Would you repeat the listing exactly but omit every picture?
----
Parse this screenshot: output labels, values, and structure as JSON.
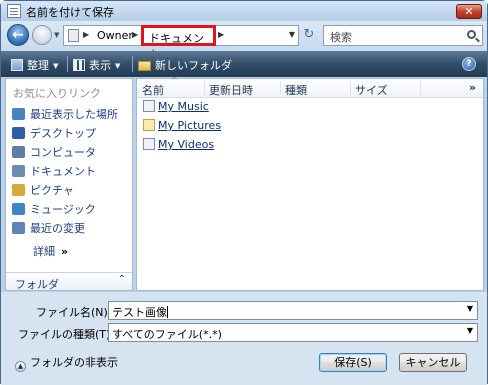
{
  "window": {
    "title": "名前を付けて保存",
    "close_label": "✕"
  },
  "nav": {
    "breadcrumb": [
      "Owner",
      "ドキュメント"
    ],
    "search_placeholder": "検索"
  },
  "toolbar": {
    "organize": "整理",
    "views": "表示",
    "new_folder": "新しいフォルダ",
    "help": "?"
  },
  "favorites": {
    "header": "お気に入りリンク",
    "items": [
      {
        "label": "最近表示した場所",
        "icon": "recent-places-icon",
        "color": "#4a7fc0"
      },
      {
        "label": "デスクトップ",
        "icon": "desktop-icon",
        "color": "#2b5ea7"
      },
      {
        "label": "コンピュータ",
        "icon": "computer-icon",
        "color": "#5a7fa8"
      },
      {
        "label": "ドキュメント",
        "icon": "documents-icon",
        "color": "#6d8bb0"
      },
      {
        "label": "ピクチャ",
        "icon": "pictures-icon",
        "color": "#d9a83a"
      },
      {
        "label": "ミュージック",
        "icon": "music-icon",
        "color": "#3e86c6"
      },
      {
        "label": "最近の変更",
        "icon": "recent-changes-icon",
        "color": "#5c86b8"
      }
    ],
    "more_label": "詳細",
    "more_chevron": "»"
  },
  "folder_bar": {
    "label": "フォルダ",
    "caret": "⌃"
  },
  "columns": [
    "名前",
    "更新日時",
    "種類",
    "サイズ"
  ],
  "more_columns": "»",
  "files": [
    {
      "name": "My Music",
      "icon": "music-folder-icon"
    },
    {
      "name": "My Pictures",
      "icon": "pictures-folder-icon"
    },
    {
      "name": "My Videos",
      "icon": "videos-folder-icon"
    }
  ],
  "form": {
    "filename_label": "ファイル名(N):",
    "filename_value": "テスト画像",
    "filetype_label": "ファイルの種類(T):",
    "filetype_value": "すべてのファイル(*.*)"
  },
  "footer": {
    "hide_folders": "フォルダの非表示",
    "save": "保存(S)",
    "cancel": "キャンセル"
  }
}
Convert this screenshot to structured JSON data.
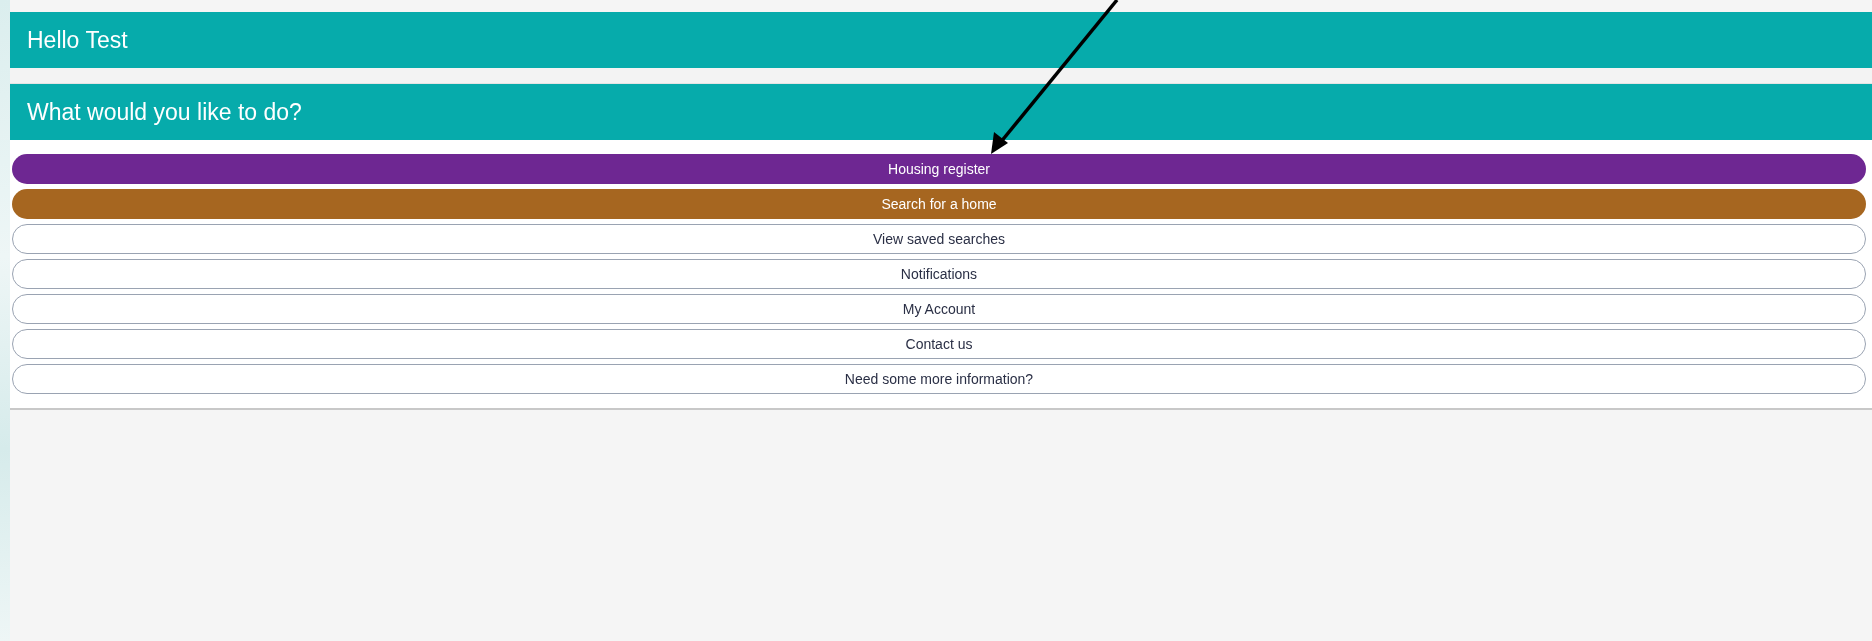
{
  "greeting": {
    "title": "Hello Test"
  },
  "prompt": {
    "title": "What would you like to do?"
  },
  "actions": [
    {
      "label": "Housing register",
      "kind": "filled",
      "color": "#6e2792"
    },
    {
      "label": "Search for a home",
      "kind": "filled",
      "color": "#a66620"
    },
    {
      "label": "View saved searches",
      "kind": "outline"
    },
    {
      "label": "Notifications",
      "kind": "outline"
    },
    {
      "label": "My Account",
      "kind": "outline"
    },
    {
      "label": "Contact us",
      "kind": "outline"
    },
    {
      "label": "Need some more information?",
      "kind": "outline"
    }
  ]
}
----
## COMPLETE RESPONSE
Parse this screenshot: output labels, values, and structure as JSON.
{
  "window": {
    "title": "名前を付けて保存",
    "close_label": "✕"
  },
  "nav": {
    "breadcrumb": [
      "Owner",
      "ドキュメント"
    ],
    "search_placeholder": "検索"
  },
  "toolbar": {
    "organize": "整理",
    "views": "表示",
    "new_folder": "新しいフォルダ",
    "help": "?"
  },
  "favorites": {
    "header": "お気に入りリンク",
    "items": [
      {
        "label": "最近表示した場所",
        "icon": "recent-places-icon",
        "color": "#4a7fc0"
      },
      {
        "label": "デスクトップ",
        "icon": "desktop-icon",
        "color": "#2b5ea7"
      },
      {
        "label": "コンピュータ",
        "icon": "computer-icon",
        "color": "#5a7fa8"
      },
      {
        "label": "ドキュメント",
        "icon": "documents-icon",
        "color": "#6d8bb0"
      },
      {
        "label": "ピクチャ",
        "icon": "pictures-icon",
        "color": "#d9a83a"
      },
      {
        "label": "ミュージック",
        "icon": "music-icon",
        "color": "#3e86c6"
      },
      {
        "label": "最近の変更",
        "icon": "recent-changes-icon",
        "color": "#5c86b8"
      }
    ],
    "more_label": "詳細",
    "more_chevron": "»"
  },
  "folder_bar": {
    "label": "フォルダ",
    "caret": "⌃"
  },
  "columns": [
    "名前",
    "更新日時",
    "種類",
    "サイズ"
  ],
  "more_columns": "»",
  "files": [
    {
      "name": "My Music",
      "icon": "music-folder-icon"
    },
    {
      "name": "My Pictures",
      "icon": "pictures-folder-icon"
    },
    {
      "name": "My Videos",
      "icon": "videos-folder-icon"
    }
  ],
  "form": {
    "filename_label": "ファイル名(N):",
    "filename_value": "テスト画像",
    "filetype_label": "ファイルの種類(T):",
    "filetype_value": "すべてのファイル(*.*)"
  },
  "footer": {
    "hide_folders": "フォルダの非表示",
    "save": "保存(S)",
    "cancel": "キャンセル"
  }
}
Convert this screenshot to structured JSON data.
{
  "greeting": {
    "title": "Hello Test"
  },
  "prompt": {
    "title": "What would you like to do?"
  },
  "actions": [
    {
      "label": "Housing register",
      "kind": "filled",
      "color": "#6e2792"
    },
    {
      "label": "Search for a home",
      "kind": "filled",
      "color": "#a66620"
    },
    {
      "label": "View saved searches",
      "kind": "outline"
    },
    {
      "label": "Notifications",
      "kind": "outline"
    },
    {
      "label": "My Account",
      "kind": "outline"
    },
    {
      "label": "Contact us",
      "kind": "outline"
    },
    {
      "label": "Need some more information?",
      "kind": "outline"
    }
  ]
}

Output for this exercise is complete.